• _Your instructions_
Of all the lines in the material, how many include the word "text"? Reply with the number alone.

(Items from a dataset)

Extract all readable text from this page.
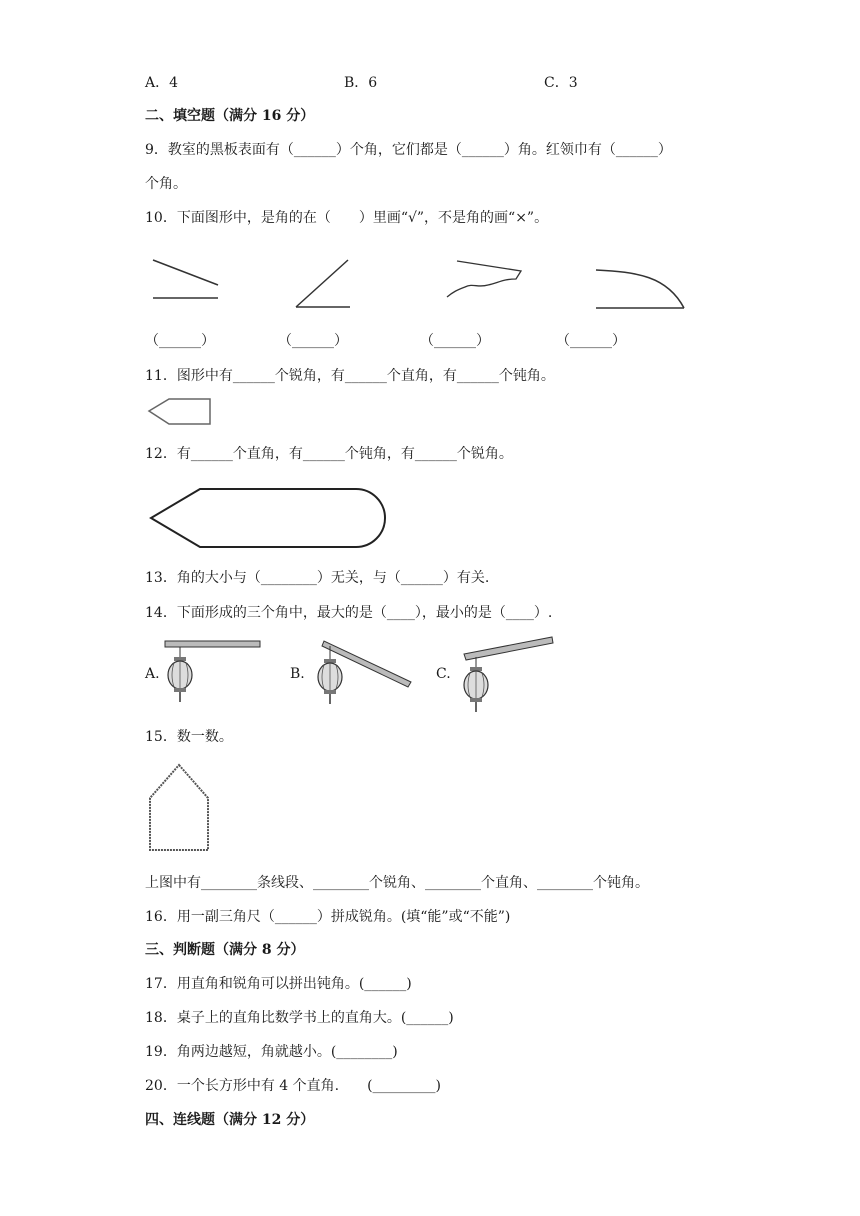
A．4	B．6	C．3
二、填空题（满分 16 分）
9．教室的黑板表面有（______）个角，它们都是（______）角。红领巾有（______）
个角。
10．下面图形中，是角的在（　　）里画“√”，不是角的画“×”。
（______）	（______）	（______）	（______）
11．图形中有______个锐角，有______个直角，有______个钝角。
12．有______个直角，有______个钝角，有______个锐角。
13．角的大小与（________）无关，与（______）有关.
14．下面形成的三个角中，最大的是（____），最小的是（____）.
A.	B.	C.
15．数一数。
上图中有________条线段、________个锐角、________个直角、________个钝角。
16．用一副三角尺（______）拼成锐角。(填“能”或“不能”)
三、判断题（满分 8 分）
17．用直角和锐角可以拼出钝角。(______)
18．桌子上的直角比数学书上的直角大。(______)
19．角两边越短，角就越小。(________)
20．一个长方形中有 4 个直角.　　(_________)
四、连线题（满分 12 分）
...
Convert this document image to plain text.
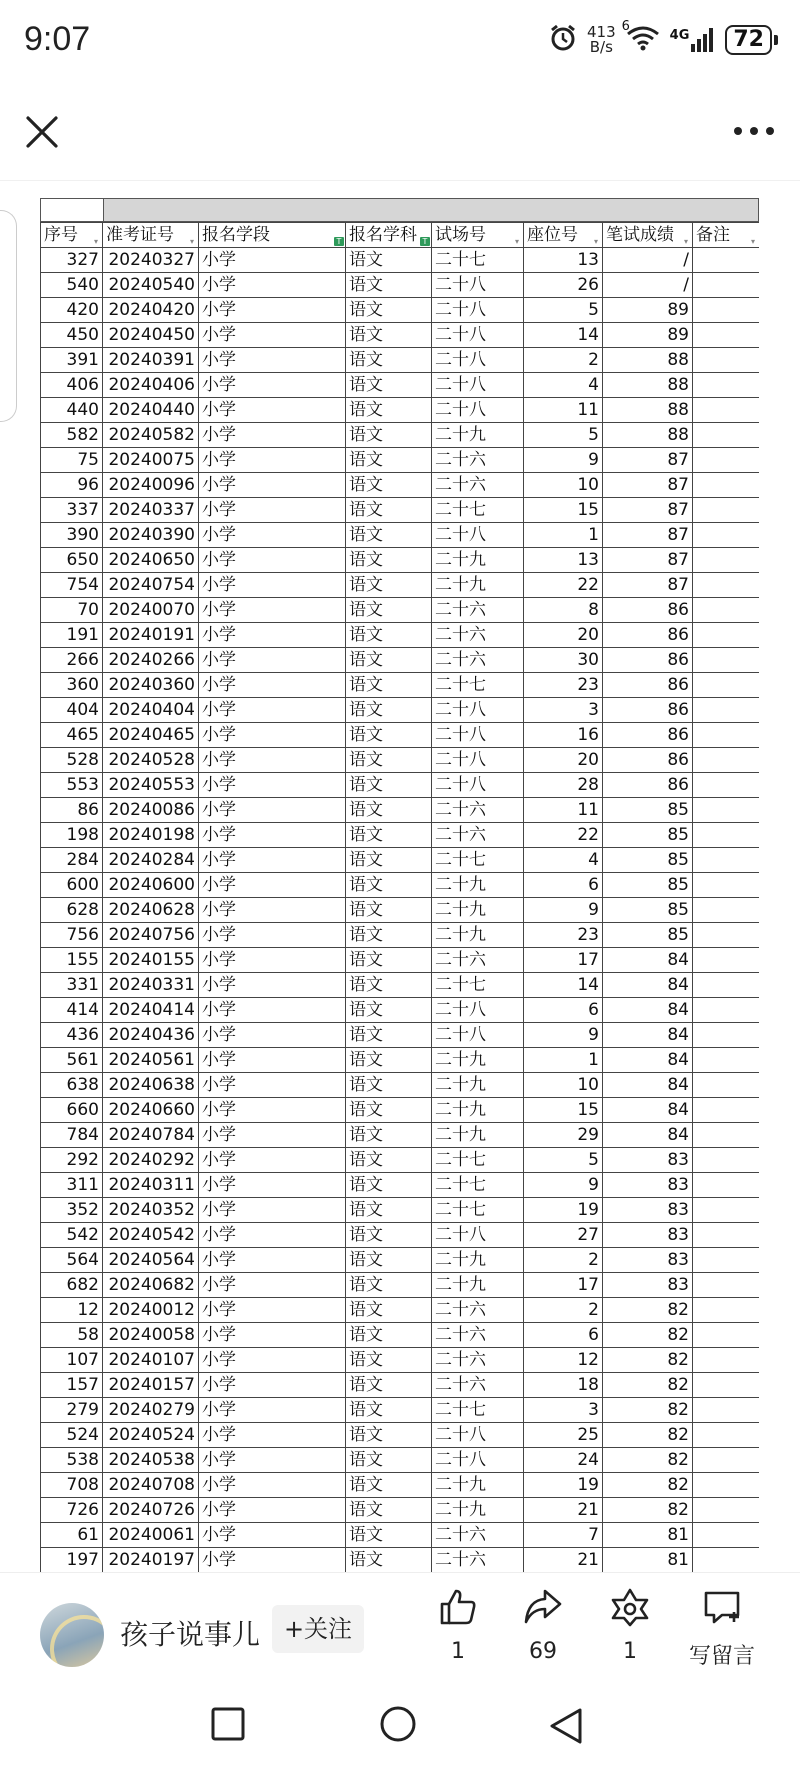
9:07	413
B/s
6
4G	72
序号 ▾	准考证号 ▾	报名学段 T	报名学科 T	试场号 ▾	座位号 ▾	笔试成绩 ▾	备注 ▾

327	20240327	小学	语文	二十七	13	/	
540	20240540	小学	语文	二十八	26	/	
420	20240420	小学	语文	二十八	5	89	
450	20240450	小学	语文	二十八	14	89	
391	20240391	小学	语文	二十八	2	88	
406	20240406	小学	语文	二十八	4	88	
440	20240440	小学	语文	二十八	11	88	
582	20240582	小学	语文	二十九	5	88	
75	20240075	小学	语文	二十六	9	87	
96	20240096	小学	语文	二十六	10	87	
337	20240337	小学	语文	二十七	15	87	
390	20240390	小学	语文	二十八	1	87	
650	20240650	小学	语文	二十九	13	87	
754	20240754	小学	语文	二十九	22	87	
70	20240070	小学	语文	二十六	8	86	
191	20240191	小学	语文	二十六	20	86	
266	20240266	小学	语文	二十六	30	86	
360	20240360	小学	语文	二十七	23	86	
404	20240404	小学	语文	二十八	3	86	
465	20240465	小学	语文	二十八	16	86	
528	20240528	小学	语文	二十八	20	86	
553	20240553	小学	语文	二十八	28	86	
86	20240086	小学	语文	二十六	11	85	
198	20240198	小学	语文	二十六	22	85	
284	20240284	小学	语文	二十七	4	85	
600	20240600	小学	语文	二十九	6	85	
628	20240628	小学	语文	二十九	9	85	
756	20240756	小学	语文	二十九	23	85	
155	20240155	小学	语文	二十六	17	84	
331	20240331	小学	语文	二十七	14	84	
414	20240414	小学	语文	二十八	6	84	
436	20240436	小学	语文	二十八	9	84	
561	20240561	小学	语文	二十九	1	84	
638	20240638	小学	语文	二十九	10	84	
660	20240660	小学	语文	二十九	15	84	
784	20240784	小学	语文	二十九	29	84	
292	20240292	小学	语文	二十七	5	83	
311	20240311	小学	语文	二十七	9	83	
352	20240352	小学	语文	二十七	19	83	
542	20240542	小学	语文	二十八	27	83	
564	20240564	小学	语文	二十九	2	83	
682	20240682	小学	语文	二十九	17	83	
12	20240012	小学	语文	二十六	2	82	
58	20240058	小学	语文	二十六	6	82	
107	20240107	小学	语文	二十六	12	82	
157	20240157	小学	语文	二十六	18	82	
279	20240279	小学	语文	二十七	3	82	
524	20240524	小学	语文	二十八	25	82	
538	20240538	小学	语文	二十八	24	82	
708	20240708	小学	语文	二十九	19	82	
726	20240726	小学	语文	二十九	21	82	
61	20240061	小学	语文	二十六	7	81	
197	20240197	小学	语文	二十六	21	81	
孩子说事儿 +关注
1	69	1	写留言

• _The response_
2